** BEGIN INPUT **

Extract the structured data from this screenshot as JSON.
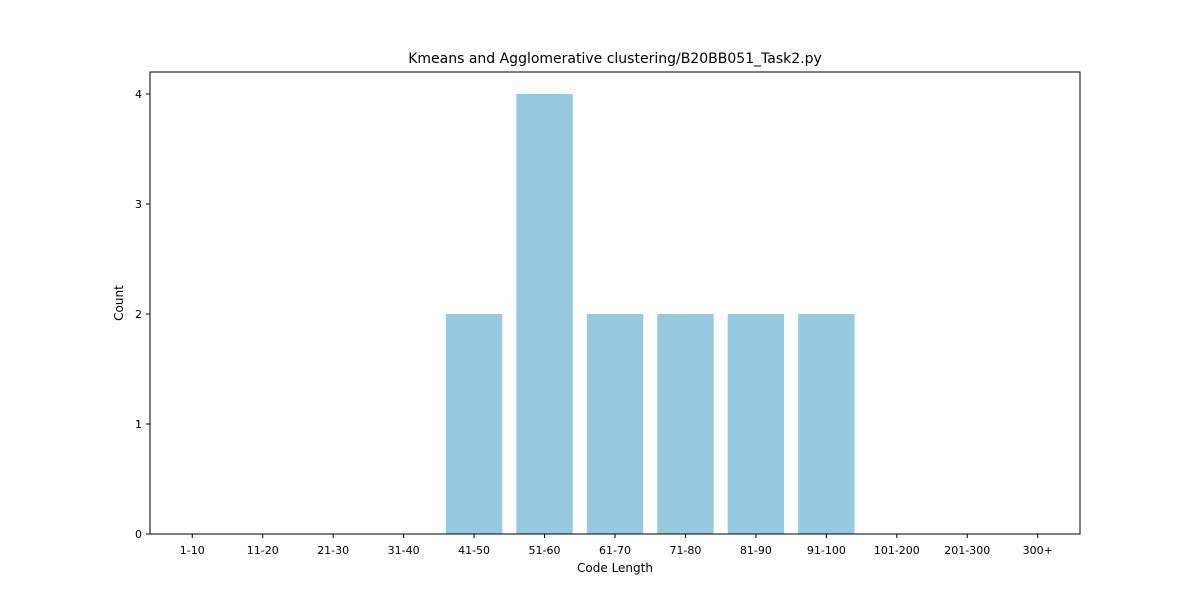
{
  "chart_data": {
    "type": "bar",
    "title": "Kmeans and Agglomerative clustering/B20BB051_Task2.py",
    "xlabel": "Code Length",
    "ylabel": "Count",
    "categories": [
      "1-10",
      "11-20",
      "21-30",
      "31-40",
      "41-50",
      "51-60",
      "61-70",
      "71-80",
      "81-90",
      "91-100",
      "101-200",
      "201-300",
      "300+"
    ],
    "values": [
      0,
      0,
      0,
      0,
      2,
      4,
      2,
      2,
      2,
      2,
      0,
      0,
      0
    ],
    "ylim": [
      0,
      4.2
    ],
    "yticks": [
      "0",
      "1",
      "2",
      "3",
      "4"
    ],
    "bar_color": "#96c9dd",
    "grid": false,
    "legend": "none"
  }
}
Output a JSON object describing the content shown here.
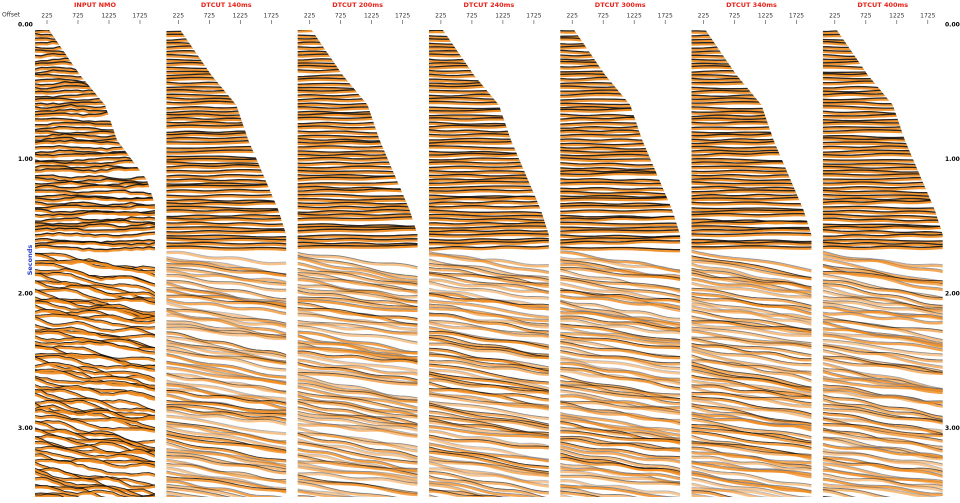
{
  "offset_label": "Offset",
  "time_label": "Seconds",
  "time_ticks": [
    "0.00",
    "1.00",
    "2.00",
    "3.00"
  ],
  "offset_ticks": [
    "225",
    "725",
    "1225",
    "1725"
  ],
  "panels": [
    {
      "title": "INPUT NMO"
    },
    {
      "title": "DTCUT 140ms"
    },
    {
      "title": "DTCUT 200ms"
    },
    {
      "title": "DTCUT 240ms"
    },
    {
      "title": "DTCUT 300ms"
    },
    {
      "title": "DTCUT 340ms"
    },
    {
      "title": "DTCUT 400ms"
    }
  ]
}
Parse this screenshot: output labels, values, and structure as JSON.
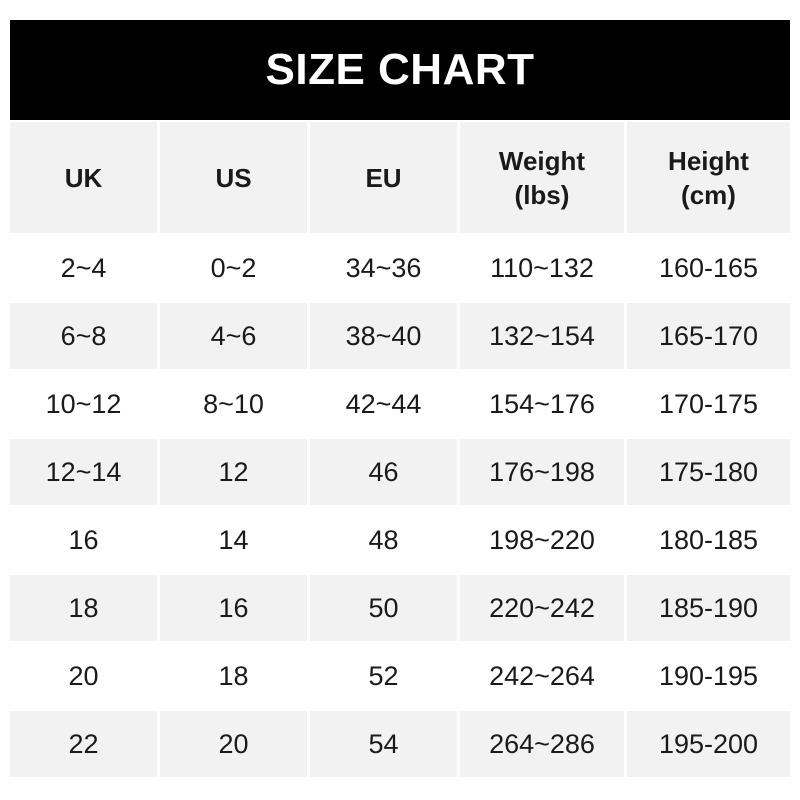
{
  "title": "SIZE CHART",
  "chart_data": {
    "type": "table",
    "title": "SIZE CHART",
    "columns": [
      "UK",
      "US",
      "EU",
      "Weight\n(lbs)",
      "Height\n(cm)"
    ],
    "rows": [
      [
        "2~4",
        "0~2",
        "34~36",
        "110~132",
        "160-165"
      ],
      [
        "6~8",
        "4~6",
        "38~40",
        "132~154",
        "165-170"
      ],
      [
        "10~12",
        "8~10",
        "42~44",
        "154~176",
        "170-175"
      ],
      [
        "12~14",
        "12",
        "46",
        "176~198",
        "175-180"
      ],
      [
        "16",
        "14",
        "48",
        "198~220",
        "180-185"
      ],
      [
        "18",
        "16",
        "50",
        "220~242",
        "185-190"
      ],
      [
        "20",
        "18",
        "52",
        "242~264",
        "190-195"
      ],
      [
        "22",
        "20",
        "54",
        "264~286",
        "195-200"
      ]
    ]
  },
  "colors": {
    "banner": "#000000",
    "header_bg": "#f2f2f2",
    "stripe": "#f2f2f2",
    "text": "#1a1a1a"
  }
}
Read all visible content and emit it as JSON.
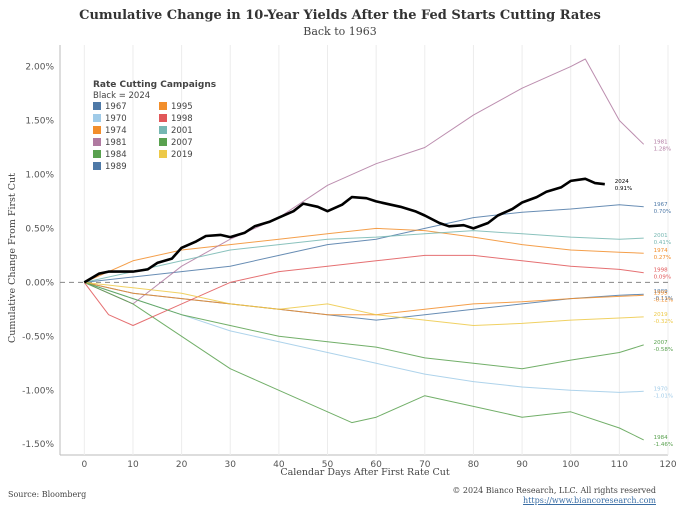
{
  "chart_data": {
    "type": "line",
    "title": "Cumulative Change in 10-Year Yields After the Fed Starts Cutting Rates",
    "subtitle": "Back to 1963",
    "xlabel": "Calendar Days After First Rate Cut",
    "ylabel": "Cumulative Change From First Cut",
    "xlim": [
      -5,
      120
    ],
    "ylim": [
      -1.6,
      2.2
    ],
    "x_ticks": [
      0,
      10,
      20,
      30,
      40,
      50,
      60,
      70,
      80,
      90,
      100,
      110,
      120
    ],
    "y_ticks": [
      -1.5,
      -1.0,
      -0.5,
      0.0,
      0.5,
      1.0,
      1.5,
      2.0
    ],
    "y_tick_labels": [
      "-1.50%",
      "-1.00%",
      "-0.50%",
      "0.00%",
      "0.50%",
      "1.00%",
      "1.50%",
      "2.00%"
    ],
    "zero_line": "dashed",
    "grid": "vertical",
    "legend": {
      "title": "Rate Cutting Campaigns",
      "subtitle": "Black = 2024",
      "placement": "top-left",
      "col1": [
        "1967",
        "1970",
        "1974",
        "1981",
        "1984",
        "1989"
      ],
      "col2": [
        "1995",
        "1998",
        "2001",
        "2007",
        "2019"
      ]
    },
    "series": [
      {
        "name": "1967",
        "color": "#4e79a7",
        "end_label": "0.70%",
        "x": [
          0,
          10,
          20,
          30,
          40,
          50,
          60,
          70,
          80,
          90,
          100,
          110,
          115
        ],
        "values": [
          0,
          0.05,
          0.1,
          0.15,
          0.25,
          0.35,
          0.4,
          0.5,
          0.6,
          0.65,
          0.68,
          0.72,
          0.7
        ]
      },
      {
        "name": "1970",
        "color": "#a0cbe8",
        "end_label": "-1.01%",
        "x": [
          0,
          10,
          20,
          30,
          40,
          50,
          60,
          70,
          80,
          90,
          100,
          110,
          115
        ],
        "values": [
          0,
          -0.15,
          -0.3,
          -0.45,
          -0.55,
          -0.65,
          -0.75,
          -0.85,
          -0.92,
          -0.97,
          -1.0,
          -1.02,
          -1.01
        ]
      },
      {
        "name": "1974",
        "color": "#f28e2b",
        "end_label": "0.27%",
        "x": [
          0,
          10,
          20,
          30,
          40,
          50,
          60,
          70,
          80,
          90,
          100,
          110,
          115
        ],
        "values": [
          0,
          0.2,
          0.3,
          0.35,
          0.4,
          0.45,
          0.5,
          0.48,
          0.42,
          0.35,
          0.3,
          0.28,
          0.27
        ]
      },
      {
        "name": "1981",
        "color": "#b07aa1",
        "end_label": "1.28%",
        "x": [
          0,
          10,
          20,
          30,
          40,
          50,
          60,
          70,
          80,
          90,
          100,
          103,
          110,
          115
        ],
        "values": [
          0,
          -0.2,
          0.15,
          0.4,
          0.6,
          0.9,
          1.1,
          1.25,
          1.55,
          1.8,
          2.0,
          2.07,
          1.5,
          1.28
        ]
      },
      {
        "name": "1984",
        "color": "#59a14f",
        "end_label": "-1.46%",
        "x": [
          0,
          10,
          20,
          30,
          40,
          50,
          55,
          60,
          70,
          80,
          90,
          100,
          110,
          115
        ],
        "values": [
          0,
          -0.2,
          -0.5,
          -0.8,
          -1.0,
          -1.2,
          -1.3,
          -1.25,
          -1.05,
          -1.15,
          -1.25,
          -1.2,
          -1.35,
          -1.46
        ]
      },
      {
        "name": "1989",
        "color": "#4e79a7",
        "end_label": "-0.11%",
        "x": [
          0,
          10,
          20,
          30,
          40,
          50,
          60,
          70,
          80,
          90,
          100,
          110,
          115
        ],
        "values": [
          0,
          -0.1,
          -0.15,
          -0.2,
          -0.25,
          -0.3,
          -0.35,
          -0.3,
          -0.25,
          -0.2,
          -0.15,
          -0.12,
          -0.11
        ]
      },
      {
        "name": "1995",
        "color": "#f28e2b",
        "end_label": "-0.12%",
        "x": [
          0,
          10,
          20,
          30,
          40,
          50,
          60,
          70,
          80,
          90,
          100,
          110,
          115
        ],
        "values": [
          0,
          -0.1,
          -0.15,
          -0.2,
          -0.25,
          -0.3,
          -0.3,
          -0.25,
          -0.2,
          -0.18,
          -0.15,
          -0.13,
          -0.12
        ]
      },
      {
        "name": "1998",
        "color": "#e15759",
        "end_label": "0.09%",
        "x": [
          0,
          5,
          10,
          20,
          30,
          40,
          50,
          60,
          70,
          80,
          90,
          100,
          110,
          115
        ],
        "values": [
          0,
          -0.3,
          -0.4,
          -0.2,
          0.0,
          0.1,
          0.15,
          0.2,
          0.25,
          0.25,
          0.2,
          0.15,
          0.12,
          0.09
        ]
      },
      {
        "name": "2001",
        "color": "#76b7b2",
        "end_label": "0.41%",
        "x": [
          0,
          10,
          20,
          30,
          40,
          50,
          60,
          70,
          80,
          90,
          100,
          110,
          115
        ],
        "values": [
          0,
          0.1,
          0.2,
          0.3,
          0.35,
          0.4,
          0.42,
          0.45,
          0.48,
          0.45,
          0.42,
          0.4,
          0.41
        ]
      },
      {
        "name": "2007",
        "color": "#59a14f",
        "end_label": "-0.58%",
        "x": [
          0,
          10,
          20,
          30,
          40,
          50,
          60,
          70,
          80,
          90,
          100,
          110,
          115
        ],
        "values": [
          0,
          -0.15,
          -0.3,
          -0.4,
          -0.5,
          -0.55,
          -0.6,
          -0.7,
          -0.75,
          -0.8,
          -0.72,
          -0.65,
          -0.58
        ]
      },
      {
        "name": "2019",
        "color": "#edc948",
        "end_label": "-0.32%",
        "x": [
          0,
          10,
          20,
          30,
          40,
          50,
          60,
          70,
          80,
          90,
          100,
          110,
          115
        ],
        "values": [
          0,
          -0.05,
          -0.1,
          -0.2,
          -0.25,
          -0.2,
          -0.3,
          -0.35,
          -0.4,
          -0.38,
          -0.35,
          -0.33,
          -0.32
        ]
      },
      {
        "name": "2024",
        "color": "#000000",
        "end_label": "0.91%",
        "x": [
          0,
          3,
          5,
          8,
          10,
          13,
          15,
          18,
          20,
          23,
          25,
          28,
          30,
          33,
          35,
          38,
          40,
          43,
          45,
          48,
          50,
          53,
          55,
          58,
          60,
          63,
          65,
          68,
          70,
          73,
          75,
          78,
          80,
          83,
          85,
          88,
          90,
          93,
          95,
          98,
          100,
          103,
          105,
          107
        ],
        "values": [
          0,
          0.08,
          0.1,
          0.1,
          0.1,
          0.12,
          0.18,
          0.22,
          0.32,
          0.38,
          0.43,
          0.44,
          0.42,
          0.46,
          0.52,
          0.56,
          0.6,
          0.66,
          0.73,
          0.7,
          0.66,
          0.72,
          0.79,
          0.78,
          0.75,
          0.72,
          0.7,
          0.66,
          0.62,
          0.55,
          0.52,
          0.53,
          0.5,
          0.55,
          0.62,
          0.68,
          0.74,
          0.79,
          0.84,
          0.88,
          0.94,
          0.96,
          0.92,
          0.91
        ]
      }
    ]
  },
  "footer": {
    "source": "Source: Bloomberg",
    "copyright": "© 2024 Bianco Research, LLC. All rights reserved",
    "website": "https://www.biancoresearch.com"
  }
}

** END INPUT **

Report each line in the preceding entries that holds the string "Cumulative".

    "title": "Cumulative Change in 10-Year Yields After the Fed Starts Cutting Rates",
    "ylabel": "Cumulative Change From First Cut",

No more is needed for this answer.